**What you need to do**:
In the listing below, pick out lines with "Engineering".

**Recorded information**:

--

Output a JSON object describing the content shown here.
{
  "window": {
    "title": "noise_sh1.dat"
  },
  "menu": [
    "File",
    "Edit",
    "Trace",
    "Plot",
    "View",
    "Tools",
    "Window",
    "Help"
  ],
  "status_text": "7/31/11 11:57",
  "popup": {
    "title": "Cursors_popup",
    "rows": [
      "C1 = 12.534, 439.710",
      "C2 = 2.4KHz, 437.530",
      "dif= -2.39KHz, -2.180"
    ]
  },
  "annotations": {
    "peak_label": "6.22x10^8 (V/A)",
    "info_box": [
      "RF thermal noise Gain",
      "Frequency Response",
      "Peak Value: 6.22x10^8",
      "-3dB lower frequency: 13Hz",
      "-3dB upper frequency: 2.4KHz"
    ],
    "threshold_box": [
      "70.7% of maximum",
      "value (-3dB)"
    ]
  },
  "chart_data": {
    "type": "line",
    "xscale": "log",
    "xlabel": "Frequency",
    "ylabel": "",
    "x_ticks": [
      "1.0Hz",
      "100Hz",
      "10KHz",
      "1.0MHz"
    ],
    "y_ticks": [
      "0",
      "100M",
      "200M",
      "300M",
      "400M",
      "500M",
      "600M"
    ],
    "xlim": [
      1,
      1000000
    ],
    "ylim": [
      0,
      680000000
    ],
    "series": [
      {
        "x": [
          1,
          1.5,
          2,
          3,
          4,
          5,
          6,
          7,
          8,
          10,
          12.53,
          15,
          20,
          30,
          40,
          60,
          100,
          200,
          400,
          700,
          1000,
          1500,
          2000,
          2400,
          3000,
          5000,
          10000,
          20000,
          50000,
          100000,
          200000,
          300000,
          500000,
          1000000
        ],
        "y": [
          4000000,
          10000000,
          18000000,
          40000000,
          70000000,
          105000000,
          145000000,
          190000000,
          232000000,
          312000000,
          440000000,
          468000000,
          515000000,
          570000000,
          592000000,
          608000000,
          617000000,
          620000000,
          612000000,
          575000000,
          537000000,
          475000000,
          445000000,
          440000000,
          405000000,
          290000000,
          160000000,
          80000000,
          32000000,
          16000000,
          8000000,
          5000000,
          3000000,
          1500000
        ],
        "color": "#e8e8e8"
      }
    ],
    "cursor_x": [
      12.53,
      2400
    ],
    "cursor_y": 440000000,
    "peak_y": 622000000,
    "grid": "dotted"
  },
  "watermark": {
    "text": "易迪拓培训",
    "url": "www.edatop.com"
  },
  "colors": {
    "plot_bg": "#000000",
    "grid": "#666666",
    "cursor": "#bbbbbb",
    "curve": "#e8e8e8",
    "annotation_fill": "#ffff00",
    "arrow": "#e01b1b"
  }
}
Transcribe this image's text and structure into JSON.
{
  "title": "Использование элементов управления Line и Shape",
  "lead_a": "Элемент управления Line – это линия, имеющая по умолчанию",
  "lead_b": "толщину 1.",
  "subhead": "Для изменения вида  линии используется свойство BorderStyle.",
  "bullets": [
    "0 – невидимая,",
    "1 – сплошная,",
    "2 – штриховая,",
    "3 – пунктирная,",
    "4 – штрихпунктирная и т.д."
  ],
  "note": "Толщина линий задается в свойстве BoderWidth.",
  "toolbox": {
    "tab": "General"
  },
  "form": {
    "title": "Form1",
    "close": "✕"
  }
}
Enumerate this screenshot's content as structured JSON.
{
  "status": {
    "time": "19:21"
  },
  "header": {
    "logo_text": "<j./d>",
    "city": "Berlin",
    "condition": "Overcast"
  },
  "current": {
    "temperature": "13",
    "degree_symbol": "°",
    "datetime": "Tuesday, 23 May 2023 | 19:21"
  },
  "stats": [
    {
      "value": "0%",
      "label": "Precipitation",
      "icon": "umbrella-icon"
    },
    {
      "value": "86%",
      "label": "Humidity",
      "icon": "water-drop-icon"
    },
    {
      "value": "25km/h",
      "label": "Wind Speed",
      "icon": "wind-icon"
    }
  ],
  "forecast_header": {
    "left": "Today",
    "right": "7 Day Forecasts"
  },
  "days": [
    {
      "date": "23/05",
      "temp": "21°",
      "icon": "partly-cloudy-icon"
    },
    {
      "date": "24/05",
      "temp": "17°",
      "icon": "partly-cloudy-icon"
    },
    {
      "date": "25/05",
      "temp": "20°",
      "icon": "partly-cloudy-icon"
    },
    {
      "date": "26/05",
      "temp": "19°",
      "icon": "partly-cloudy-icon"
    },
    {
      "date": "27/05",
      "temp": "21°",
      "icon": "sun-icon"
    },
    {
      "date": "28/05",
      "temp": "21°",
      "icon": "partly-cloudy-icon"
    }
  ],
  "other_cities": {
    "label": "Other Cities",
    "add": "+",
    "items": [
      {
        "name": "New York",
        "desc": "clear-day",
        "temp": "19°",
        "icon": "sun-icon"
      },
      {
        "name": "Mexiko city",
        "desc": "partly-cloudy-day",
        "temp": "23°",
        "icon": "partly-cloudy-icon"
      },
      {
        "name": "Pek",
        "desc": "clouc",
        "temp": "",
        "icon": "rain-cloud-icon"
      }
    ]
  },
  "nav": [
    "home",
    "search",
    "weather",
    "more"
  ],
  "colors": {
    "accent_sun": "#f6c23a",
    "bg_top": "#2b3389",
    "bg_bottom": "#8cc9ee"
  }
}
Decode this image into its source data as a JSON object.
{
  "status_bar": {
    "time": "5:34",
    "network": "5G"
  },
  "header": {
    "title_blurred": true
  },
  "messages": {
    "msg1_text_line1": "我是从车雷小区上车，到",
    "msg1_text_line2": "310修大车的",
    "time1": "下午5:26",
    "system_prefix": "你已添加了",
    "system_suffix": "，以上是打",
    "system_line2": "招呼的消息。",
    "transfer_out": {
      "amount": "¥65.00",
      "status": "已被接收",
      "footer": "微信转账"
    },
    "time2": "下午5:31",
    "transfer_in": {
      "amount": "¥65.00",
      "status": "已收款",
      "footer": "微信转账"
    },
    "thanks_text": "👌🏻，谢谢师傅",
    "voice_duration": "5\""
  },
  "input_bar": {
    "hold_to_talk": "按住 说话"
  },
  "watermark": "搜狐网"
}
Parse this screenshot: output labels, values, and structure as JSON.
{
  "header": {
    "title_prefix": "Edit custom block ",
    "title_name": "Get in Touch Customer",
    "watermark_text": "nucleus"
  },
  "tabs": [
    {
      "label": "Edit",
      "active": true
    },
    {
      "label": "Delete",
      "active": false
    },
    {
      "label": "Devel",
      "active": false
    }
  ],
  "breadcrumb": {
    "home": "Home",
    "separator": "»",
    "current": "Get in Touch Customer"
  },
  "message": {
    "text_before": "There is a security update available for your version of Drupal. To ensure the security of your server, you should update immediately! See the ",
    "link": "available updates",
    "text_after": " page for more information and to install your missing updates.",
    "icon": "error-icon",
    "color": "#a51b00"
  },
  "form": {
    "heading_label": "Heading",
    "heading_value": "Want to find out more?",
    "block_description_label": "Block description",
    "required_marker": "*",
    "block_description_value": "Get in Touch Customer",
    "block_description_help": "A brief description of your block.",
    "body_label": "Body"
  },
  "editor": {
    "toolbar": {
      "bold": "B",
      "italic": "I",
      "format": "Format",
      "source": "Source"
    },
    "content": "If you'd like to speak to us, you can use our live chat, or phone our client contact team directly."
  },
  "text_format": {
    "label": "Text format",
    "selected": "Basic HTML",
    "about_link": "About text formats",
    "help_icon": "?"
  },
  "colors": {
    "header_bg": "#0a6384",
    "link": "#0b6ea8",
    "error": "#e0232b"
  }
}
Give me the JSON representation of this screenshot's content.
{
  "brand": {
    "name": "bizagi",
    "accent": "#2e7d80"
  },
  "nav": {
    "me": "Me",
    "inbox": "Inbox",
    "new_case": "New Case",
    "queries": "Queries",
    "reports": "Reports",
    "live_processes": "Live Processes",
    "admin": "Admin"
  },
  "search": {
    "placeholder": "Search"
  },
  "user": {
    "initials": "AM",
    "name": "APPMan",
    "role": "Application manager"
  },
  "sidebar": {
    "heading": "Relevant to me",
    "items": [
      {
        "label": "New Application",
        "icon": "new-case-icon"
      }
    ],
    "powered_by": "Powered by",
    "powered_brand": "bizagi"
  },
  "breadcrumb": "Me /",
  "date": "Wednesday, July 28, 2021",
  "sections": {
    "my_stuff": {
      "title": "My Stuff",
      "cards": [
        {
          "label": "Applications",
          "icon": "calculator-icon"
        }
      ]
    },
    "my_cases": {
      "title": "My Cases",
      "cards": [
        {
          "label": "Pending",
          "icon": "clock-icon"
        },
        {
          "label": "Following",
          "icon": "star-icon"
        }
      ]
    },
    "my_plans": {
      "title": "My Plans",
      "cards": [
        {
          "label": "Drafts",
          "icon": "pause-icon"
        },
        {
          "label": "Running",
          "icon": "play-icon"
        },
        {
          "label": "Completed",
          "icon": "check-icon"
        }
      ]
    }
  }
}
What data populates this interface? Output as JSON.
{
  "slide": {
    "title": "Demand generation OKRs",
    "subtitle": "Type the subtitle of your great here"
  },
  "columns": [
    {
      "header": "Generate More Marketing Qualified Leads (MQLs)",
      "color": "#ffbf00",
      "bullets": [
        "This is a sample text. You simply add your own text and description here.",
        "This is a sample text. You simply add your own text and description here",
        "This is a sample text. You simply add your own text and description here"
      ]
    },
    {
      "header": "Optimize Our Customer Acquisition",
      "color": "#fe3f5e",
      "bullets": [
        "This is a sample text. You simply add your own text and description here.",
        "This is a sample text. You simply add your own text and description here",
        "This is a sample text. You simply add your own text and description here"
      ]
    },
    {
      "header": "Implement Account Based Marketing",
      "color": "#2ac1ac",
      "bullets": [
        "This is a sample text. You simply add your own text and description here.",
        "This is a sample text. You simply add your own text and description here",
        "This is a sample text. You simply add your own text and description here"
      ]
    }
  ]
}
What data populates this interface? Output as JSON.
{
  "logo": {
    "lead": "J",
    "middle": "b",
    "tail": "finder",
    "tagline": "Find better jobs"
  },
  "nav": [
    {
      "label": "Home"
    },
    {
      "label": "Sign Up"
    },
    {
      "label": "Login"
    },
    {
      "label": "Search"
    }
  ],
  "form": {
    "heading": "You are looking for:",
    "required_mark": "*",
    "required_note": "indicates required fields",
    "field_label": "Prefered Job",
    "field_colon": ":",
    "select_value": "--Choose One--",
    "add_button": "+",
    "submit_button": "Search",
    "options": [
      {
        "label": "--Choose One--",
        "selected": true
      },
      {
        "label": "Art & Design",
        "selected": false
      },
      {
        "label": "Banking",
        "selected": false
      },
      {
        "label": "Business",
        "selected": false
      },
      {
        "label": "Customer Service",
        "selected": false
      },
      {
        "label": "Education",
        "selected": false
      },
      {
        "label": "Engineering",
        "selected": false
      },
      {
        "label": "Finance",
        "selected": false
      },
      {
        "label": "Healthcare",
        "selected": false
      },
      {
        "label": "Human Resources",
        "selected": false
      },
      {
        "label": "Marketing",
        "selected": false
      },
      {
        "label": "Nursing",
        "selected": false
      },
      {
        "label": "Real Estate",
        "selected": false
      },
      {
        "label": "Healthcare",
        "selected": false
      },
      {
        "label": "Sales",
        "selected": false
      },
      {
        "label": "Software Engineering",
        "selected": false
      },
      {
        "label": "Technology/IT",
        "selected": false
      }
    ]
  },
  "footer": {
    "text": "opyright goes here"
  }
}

--

**Result of the task**:
        "label": "Engineering",
        "label": "Software Engineering",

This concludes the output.